>> Begin INFORMATION GIVEN
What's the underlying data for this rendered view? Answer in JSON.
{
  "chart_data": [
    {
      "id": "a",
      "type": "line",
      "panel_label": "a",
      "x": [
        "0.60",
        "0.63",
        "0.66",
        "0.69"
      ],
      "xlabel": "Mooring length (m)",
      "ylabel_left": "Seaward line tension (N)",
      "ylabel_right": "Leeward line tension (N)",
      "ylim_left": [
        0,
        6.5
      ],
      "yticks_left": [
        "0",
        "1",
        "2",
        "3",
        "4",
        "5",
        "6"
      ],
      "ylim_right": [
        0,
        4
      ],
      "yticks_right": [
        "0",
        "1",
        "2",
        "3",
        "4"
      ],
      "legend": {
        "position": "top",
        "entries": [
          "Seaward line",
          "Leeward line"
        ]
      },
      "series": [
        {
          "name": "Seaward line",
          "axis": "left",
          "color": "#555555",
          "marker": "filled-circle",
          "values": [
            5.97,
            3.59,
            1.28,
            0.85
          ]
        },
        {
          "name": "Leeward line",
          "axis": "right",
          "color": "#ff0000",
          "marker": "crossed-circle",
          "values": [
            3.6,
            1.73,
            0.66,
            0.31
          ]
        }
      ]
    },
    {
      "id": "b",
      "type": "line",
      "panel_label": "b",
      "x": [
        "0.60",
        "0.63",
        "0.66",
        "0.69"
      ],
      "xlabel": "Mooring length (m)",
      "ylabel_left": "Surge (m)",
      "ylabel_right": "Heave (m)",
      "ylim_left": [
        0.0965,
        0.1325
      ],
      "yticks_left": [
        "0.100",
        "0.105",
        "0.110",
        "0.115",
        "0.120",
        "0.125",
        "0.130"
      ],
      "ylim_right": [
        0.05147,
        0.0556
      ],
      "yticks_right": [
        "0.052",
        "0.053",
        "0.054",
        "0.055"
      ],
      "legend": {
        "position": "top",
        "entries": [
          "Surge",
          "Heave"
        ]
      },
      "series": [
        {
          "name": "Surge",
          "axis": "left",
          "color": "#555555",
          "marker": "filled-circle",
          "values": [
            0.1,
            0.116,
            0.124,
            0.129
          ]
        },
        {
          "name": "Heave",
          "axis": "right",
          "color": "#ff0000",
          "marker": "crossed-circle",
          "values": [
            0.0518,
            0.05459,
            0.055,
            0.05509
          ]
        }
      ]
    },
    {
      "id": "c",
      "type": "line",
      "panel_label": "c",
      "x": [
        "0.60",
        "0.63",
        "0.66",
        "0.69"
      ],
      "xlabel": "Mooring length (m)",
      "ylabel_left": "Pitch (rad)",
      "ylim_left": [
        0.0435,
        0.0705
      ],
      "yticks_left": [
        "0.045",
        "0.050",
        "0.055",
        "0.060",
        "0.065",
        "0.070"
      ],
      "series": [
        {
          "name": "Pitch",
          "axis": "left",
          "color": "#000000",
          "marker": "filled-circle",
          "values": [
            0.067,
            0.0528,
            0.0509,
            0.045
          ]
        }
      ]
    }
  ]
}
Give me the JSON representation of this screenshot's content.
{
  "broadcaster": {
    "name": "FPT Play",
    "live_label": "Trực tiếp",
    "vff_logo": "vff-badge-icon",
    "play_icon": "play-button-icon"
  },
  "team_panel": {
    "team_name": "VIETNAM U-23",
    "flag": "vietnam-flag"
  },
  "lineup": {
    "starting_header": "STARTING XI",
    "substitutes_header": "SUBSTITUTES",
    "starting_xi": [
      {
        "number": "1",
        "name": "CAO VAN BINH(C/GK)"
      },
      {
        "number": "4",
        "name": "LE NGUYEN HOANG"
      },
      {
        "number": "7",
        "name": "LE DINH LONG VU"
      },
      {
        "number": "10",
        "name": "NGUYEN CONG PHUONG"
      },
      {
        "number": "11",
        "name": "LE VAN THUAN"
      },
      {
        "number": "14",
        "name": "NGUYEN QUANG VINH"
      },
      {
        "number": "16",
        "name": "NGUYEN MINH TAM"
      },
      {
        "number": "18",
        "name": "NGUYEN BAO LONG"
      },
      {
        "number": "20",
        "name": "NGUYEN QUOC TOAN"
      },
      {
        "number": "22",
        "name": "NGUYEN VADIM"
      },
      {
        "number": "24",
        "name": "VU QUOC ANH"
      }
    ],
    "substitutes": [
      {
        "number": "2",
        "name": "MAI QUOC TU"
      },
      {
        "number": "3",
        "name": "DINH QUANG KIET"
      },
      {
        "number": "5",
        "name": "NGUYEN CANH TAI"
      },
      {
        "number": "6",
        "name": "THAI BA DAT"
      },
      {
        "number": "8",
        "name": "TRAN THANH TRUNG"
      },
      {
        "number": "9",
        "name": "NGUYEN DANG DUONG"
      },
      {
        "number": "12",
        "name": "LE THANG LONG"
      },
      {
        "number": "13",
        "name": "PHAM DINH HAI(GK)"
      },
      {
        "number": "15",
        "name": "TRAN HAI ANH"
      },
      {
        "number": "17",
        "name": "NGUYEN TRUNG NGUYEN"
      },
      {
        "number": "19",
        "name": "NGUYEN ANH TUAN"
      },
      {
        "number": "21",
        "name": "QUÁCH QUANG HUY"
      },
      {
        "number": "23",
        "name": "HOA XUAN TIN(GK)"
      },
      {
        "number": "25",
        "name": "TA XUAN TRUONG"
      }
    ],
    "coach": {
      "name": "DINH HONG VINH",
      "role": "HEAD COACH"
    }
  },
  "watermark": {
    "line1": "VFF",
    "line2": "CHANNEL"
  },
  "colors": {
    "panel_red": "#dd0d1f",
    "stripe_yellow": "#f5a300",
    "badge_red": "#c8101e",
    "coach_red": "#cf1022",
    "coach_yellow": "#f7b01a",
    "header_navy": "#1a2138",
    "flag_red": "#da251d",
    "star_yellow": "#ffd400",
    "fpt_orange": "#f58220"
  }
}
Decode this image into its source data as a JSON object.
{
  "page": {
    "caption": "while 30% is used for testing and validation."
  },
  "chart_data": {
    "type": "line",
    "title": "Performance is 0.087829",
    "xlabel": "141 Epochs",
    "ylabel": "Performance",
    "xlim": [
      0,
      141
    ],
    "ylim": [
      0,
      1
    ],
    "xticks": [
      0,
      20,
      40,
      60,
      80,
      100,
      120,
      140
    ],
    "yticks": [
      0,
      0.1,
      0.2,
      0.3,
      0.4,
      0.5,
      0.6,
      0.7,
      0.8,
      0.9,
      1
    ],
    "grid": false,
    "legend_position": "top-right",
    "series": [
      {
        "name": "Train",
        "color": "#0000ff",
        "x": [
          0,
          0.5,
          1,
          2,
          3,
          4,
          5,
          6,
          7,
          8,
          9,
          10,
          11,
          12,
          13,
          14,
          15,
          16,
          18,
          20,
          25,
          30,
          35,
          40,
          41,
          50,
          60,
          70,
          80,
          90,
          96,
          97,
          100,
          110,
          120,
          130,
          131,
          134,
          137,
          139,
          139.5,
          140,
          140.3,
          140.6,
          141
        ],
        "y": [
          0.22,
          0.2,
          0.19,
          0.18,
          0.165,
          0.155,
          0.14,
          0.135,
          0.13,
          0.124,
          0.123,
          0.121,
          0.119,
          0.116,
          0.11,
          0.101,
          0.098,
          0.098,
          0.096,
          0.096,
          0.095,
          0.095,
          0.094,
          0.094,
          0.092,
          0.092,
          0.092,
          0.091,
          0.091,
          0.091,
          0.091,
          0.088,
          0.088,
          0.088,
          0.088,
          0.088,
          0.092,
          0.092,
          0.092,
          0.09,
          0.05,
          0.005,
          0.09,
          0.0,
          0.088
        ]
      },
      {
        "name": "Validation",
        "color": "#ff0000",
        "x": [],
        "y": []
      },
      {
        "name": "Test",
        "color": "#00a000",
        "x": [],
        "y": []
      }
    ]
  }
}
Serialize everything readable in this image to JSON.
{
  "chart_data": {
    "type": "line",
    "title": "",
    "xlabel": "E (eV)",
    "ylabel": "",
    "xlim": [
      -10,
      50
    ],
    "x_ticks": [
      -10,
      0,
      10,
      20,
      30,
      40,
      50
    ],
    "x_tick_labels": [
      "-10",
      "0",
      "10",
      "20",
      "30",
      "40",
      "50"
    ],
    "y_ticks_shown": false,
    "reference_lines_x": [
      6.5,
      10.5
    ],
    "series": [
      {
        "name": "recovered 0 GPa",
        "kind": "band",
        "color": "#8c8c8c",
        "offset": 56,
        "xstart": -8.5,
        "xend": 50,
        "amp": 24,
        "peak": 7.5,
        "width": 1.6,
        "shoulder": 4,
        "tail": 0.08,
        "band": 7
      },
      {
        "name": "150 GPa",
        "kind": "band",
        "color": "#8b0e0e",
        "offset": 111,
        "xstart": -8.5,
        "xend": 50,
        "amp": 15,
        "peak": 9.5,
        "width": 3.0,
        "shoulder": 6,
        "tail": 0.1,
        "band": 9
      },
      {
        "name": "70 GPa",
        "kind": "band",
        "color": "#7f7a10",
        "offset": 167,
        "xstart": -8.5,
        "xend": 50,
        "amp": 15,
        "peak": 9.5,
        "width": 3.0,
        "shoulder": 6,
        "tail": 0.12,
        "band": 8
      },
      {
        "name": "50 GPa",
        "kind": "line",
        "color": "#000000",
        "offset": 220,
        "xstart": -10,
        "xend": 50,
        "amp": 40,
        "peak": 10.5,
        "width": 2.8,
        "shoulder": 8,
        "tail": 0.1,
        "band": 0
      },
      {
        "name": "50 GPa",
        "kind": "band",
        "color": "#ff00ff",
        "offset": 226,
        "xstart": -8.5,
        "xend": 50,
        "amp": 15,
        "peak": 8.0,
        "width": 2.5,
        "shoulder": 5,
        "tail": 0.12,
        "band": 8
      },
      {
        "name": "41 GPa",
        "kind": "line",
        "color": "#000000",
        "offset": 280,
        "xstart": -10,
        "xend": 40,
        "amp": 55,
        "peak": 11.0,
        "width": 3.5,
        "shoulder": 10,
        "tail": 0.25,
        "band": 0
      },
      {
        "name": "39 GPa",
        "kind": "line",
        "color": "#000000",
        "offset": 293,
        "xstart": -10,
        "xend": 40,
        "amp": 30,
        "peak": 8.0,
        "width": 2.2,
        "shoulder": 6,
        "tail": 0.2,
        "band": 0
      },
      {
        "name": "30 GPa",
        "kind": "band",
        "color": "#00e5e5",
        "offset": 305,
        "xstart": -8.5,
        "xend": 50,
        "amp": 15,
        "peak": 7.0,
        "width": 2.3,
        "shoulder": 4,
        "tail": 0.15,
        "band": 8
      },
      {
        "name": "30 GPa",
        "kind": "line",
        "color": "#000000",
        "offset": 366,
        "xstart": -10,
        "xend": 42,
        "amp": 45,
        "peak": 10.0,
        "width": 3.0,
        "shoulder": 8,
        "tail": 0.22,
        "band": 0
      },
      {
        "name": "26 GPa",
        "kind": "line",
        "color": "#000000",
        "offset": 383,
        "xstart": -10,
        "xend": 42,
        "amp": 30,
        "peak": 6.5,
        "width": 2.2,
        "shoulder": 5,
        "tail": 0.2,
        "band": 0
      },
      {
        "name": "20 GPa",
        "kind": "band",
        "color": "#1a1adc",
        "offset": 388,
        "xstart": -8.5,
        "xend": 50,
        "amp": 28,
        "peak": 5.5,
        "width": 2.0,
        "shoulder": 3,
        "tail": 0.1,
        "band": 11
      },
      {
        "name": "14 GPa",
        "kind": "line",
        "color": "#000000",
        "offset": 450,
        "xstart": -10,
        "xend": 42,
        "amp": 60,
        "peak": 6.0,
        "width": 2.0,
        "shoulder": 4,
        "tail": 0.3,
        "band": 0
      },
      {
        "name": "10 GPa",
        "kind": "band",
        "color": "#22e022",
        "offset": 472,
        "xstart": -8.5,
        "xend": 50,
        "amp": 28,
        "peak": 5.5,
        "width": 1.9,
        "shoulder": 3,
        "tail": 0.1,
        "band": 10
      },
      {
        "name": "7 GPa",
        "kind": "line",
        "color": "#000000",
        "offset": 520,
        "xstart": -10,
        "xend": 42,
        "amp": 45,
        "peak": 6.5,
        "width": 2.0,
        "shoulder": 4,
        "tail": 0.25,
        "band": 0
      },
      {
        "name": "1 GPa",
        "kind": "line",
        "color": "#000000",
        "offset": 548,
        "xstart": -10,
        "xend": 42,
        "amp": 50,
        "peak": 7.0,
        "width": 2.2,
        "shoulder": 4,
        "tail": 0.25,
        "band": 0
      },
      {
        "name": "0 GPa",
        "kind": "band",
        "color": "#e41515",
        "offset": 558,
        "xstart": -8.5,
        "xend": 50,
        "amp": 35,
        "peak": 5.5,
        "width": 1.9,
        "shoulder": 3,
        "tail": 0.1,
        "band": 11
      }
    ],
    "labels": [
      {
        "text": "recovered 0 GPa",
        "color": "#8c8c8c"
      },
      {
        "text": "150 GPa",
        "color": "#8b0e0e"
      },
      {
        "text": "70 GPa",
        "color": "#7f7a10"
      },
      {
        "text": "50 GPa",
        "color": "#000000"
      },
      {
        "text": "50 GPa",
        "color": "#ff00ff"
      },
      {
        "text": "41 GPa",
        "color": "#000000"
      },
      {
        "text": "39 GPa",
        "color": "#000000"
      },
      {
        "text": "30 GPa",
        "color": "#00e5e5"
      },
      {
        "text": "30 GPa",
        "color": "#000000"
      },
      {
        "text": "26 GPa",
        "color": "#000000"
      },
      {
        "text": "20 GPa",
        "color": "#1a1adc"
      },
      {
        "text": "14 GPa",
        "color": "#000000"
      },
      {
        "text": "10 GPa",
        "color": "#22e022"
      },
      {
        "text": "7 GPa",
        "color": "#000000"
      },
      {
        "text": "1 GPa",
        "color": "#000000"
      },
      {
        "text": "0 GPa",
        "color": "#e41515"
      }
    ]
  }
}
>> End INFORMATION GIVEN
# PROBLEM TO WORK ON
Identify each line containing the string "QUANG" and copy it out.

# ANSWER FOR THE TASK
        "name": "NGUYEN QUANG VINH"
        "name": "DINH QUANG KIET"
        "name": "QUÁCH QUANG HUY"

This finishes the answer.